__INSTRUCTIONS FOR THE TASK__. Copy each line below that contains "range".

__Stored dataset items__.
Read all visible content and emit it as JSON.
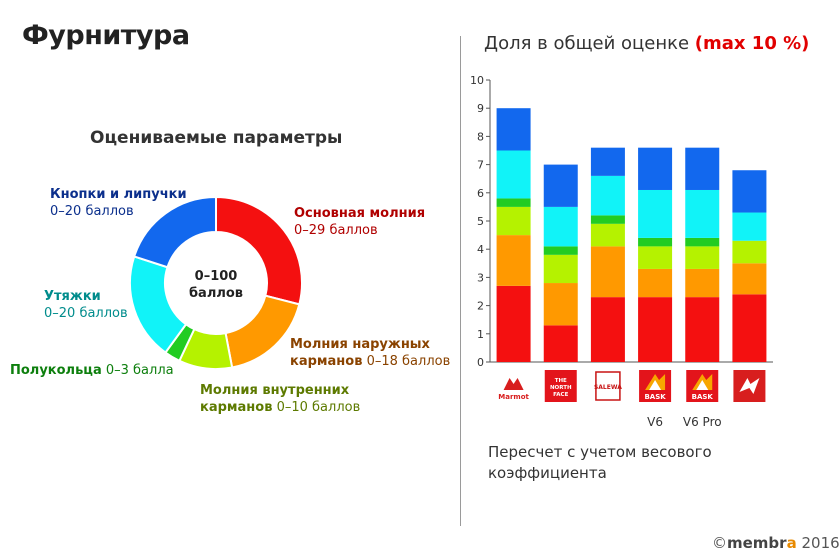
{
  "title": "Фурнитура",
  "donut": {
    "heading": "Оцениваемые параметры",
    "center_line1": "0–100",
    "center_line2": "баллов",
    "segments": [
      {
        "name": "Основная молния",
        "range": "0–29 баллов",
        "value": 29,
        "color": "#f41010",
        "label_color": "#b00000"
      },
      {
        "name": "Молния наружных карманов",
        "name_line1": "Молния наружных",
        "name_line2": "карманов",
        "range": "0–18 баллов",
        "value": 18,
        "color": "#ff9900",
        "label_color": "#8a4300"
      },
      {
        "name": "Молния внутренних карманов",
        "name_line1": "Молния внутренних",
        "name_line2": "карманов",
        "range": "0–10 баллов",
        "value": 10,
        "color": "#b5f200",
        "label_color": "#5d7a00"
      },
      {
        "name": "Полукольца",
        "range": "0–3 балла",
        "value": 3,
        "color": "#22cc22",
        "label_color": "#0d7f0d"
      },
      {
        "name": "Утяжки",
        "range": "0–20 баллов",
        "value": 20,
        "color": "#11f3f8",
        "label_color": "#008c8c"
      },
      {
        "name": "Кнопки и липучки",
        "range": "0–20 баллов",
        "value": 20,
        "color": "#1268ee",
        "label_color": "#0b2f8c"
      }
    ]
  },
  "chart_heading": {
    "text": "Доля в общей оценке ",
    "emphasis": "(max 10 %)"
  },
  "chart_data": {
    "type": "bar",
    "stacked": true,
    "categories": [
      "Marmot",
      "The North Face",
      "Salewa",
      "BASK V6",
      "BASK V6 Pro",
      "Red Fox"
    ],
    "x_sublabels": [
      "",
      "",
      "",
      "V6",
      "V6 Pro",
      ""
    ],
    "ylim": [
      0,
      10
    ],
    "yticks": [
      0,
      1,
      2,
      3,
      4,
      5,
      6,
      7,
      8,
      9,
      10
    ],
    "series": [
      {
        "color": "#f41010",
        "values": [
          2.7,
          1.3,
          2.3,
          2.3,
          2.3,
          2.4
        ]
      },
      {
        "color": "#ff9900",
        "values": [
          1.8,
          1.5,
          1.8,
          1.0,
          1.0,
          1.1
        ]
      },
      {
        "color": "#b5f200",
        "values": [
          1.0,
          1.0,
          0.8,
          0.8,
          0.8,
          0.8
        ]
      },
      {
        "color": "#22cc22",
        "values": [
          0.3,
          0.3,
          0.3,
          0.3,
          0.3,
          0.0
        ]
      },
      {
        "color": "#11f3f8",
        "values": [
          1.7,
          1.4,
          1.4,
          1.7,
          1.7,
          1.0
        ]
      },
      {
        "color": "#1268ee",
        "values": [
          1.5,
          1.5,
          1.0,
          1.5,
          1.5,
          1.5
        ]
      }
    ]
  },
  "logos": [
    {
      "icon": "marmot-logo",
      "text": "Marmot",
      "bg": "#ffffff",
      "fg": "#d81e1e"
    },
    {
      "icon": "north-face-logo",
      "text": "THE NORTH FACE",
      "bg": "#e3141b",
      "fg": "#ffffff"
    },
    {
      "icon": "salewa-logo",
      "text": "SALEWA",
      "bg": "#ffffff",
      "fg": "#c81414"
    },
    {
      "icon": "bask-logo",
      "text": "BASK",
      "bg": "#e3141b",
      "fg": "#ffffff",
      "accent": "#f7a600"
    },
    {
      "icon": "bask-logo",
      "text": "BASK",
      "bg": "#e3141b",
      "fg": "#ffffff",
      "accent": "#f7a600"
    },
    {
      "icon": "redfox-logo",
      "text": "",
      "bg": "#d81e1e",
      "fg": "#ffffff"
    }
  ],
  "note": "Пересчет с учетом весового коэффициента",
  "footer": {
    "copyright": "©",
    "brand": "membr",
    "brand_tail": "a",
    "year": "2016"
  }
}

...

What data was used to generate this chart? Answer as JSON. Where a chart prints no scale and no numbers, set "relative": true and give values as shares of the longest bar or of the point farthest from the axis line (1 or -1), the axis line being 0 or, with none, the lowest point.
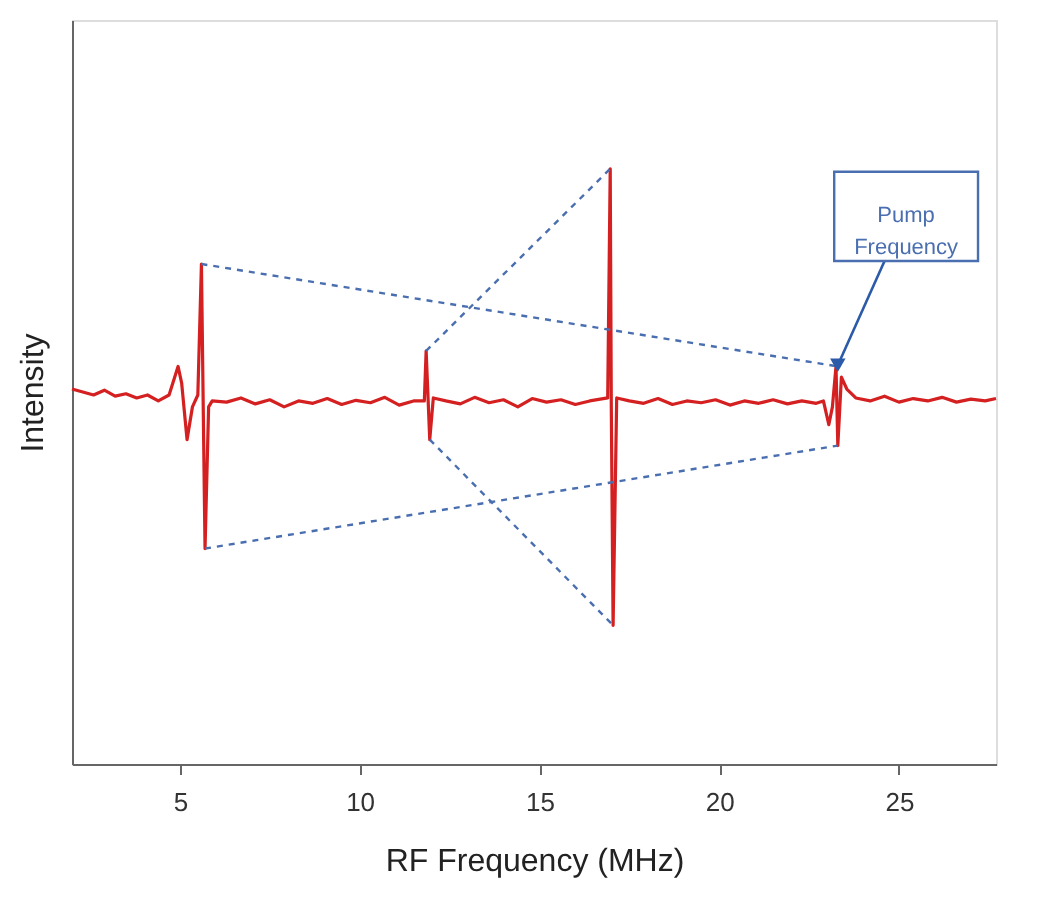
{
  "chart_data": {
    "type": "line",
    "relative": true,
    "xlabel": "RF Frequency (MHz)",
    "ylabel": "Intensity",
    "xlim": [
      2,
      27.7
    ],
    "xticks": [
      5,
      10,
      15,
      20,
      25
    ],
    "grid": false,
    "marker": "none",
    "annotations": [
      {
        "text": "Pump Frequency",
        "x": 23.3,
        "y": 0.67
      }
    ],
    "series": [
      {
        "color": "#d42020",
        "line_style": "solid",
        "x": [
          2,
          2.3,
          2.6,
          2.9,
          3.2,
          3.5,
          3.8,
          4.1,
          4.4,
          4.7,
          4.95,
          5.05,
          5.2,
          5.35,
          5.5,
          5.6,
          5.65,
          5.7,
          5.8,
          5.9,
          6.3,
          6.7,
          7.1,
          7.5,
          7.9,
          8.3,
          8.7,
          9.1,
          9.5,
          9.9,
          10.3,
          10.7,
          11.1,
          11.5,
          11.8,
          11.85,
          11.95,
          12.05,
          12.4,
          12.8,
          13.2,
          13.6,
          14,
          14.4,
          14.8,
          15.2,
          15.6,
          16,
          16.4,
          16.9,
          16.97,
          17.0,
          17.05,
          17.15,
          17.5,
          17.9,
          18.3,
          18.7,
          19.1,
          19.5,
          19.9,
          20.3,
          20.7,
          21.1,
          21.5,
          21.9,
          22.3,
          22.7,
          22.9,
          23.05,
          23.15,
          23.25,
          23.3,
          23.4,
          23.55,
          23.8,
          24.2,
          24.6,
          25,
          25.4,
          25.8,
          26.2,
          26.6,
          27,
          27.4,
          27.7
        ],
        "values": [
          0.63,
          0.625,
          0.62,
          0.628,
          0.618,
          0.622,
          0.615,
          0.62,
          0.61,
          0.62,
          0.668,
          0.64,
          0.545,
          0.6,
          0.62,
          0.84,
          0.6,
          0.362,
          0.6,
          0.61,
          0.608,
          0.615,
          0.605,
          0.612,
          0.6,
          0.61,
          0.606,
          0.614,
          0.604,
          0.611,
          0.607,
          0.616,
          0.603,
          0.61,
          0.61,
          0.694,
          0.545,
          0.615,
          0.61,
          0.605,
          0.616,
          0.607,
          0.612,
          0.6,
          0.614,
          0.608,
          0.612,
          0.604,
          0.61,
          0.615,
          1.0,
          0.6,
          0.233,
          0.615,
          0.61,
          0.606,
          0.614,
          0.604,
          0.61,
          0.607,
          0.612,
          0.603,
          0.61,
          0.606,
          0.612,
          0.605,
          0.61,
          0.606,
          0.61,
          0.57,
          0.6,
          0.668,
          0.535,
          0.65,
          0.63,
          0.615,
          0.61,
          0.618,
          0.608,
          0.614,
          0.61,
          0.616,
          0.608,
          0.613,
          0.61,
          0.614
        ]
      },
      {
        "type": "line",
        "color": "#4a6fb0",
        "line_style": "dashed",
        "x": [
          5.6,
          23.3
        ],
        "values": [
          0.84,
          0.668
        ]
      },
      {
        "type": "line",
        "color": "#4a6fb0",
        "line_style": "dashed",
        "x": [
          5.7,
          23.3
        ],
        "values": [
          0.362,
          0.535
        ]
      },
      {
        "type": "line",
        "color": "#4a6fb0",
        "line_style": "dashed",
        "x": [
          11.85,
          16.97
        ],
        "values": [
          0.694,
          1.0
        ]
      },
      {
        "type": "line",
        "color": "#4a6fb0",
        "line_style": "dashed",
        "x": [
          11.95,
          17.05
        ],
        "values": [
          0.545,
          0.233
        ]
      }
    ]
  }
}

__CORRECT RESPONSE__.
        "range": "0–29 баллов",
        "range": "0–18 баллов",
        "range": "0–10 баллов",
        "range": "0–3 балла",
        "range": "0–20 баллов",
        "range": "0–20 баллов",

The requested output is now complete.